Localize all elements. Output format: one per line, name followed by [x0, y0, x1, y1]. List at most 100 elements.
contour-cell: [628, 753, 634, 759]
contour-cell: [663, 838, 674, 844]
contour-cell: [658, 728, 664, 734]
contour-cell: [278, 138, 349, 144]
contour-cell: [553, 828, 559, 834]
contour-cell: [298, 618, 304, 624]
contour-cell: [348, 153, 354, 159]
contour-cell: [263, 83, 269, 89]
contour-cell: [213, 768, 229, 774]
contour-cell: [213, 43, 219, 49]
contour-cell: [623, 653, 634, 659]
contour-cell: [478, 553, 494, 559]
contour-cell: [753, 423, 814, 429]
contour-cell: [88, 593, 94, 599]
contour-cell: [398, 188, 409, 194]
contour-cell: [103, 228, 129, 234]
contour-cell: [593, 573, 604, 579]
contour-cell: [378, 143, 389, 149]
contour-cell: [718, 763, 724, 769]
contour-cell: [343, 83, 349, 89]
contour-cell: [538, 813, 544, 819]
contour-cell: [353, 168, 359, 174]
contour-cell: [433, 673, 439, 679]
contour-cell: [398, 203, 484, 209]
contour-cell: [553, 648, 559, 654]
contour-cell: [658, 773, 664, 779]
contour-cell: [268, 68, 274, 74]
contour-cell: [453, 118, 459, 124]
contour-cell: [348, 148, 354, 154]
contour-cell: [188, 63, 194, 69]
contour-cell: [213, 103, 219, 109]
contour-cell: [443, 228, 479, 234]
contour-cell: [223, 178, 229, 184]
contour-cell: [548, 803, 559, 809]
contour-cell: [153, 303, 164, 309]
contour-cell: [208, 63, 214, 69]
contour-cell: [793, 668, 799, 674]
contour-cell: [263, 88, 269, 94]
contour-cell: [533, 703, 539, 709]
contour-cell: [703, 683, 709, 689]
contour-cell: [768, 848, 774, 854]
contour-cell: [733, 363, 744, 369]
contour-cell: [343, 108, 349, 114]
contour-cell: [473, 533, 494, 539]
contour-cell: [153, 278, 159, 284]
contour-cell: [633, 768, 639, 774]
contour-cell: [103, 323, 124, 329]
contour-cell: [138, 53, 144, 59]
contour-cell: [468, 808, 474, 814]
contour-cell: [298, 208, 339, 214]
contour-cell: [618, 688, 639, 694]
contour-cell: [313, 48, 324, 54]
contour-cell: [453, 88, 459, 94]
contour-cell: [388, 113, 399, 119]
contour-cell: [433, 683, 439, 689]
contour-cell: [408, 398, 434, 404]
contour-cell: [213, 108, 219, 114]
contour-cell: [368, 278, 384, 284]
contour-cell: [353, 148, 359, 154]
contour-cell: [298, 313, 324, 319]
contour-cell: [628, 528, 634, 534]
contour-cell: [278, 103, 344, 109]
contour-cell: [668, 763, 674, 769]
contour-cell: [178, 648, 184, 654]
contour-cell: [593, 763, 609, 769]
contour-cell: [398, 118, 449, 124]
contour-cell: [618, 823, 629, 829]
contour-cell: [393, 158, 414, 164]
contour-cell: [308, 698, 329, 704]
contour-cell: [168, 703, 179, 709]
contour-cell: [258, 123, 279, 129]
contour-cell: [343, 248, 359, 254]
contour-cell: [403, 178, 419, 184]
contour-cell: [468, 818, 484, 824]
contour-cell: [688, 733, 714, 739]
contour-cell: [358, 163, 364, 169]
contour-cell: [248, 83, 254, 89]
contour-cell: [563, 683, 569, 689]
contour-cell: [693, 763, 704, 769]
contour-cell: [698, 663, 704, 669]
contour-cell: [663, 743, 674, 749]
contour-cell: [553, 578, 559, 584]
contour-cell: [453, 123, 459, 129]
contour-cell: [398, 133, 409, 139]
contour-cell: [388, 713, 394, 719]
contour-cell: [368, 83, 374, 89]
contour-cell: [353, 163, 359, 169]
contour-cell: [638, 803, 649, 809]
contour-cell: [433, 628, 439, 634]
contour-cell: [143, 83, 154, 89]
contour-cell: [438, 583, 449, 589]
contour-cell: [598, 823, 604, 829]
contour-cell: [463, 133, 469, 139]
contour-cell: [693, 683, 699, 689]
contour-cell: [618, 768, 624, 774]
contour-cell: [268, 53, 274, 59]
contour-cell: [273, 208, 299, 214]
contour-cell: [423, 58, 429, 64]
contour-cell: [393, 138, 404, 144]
------------------------------------
Convert the records, from their start through the line containing "contour-cell: [178, 648, 184, 654]", into a Markdown table with the columns Row and Line. Number each line in Row and omit blank lines.

• SOLUTION TO THIS EXERCISE:
| Row | Line |
|---|---|
| 1 | Localize all elements. Output format: one per line, name followed by [x0, y0, x1, y1]. List at most 100 elements. |
| 2 | contour-cell: [628, 753, 634, 759] |
| 3 | contour-cell: [663, 838, 674, 844] |
| 4 | contour-cell: [658, 728, 664, 734] |
| 5 | contour-cell: [278, 138, 349, 144] |
| 6 | contour-cell: [553, 828, 559, 834] |
| 7 | contour-cell: [298, 618, 304, 624] |
| 8 | contour-cell: [348, 153, 354, 159] |
| 9 | contour-cell: [263, 83, 269, 89] |
| 10 | contour-cell: [213, 768, 229, 774] |
| 11 | contour-cell: [213, 43, 219, 49] |
| 12 | contour-cell: [623, 653, 634, 659] |
| 13 | contour-cell: [478, 553, 494, 559] |
| 14 | contour-cell: [753, 423, 814, 429] |
| 15 | contour-cell: [88, 593, 94, 599] |
| 16 | contour-cell: [398, 188, 409, 194] |
| 17 | contour-cell: [103, 228, 129, 234] |
| 18 | contour-cell: [593, 573, 604, 579] |
| 19 | contour-cell: [378, 143, 389, 149] |
| 20 | contour-cell: [718, 763, 724, 769] |
| 21 | contour-cell: [343, 83, 349, 89] |
| 22 | contour-cell: [538, 813, 544, 819] |
| 23 | contour-cell: [353, 168, 359, 174] |
| 24 | contour-cell: [433, 673, 439, 679] |
| 25 | contour-cell: [398, 203, 484, 209] |
| 26 | contour-cell: [553, 648, 559, 654] |
| 27 | contour-cell: [658, 773, 664, 779] |
| 28 | contour-cell: [268, 68, 274, 74] |
| 29 | contour-cell: [453, 118, 459, 124] |
| 30 | contour-cell: [348, 148, 354, 154] |
| 31 | contour-cell: [188, 63, 194, 69] |
| 32 | contour-cell: [213, 103, 219, 109] |
| 33 | contour-cell: [443, 228, 479, 234] |
| 34 | contour-cell: [223, 178, 229, 184] |
| 35 | contour-cell: [548, 803, 559, 809] |
| 36 | contour-cell: [153, 303, 164, 309] |
| 37 | contour-cell: [208, 63, 214, 69] |
| 38 | contour-cell: [793, 668, 799, 674] |
| 39 | contour-cell: [263, 88, 269, 94] |
| 40 | contour-cell: [533, 703, 539, 709] |
| 41 | contour-cell: [703, 683, 709, 689] |
| 42 | contour-cell: [768, 848, 774, 854] |
| 43 | contour-cell: [733, 363, 744, 369] |
| 44 | contour-cell: [343, 108, 349, 114] |
| 45 | contour-cell: [473, 533, 494, 539] |
| 46 | contour-cell: [153, 278, 159, 284] |
| 47 | contour-cell: [633, 768, 639, 774] |
| 48 | contour-cell: [103, 323, 124, 329] |
| 49 | contour-cell: [138, 53, 144, 59] |
| 50 | contour-cell: [468, 808, 474, 814] |
| 51 | contour-cell: [298, 208, 339, 214] |
| 52 | contour-cell: [618, 688, 639, 694] |
| 53 | contour-cell: [313, 48, 324, 54] |
| 54 | contour-cell: [453, 88, 459, 94] |
| 55 | contour-cell: [388, 113, 399, 119] |
| 56 | contour-cell: [433, 683, 439, 689] |
| 57 | contour-cell: [408, 398, 434, 404] |
| 58 | contour-cell: [213, 108, 219, 114] |
| 59 | contour-cell: [368, 278, 384, 284] |
| 60 | contour-cell: [353, 148, 359, 154] |
| 61 | contour-cell: [298, 313, 324, 319] |
| 62 | contour-cell: [628, 528, 634, 534] |
| 63 | contour-cell: [278, 103, 344, 109] |
| 64 | contour-cell: [668, 763, 674, 769] |
| 65 | contour-cell: [178, 648, 184, 654] |